What the exercise asks:
Reproduce all the entries exactly and keep the pictures out.

Task data:
------------

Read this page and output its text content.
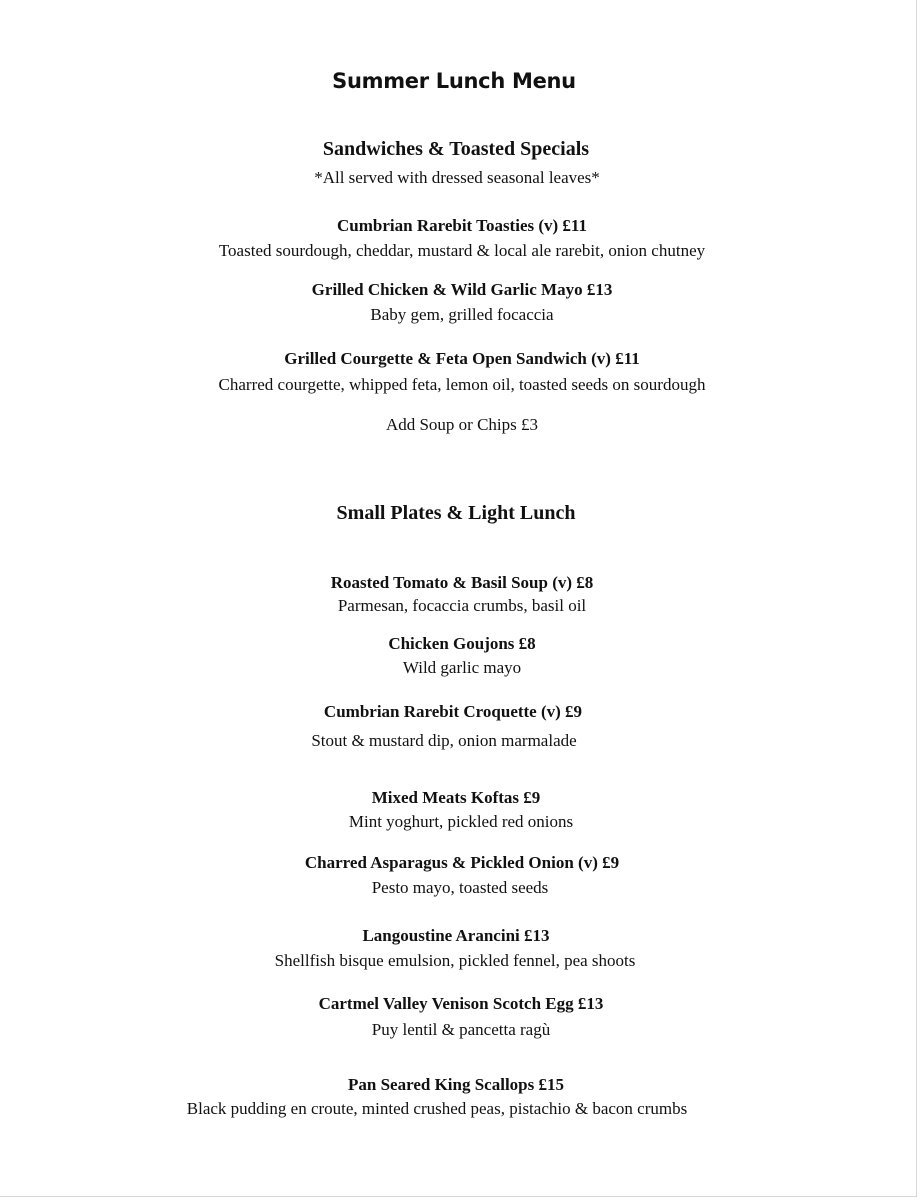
Summer Lunch Menu
Sandwiches & Toasted Specials

*All served with dressed seasonal leaves*

Cumbrian Rarebit Toasties (v) £11

Toasted sourdough, cheddar, mustard & local ale rarebit, onion chutney

Grilled Chicken & Wild Garlic Mayo £13

Baby gem, grilled focaccia

Grilled Courgette & Feta Open Sandwich (v) £11

Charred courgette, whipped feta, lemon oil, toasted seeds on sourdough

Add Soup or Chips £3

Small Plates & Light Lunch

Roasted Tomato & Basil Soup (v) £8

Parmesan, focaccia crumbs, basil oil

Chicken Goujons £8

Wild garlic mayo

Cumbrian Rarebit Croquette (v) £9

Stout & mustard dip, onion marmalade

Mixed Meats Koftas £9

Mint yoghurt, pickled red onions

Charred Asparagus & Pickled Onion (v) £9

Pesto mayo, toasted seeds

Langoustine Arancini £13

Shellfish bisque emulsion, pickled fennel, pea shoots

Cartmel Valley Venison Scotch Egg £13

Puy lentil & pancetta ragù

Pan Seared King Scallops £15

Black pudding en croute, minted crushed peas, pistachio & bacon crumbs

------------

Full answer:
Read this page and output its text content.
Summer Lunch Menu
Sandwiches & Toasted Specials

*All served with dressed seasonal leaves*

Cumbrian Rarebit Toasties (v) £11

Toasted sourdough, cheddar, mustard & local ale rarebit, onion chutney

Grilled Chicken & Wild Garlic Mayo £13

Baby gem, grilled focaccia

Grilled Courgette & Feta Open Sandwich (v) £11

Charred courgette, whipped feta, lemon oil, toasted seeds on sourdough

Add Soup or Chips £3

Small Plates & Light Lunch

Roasted Tomato & Basil Soup (v) £8

Parmesan, focaccia crumbs, basil oil

Chicken Goujons £8

Wild garlic mayo

Cumbrian Rarebit Croquette (v) £9

Stout & mustard dip, onion marmalade

Mixed Meats Koftas £9

Mint yoghurt, pickled red onions

Charred Asparagus & Pickled Onion (v) £9

Pesto mayo, toasted seeds

Langoustine Arancini £13

Shellfish bisque emulsion, pickled fennel, pea shoots

Cartmel Valley Venison Scotch Egg £13

Puy lentil & pancetta ragù

Pan Seared King Scallops £15

Black pudding en croute, minted crushed peas, pistachio & bacon crumbs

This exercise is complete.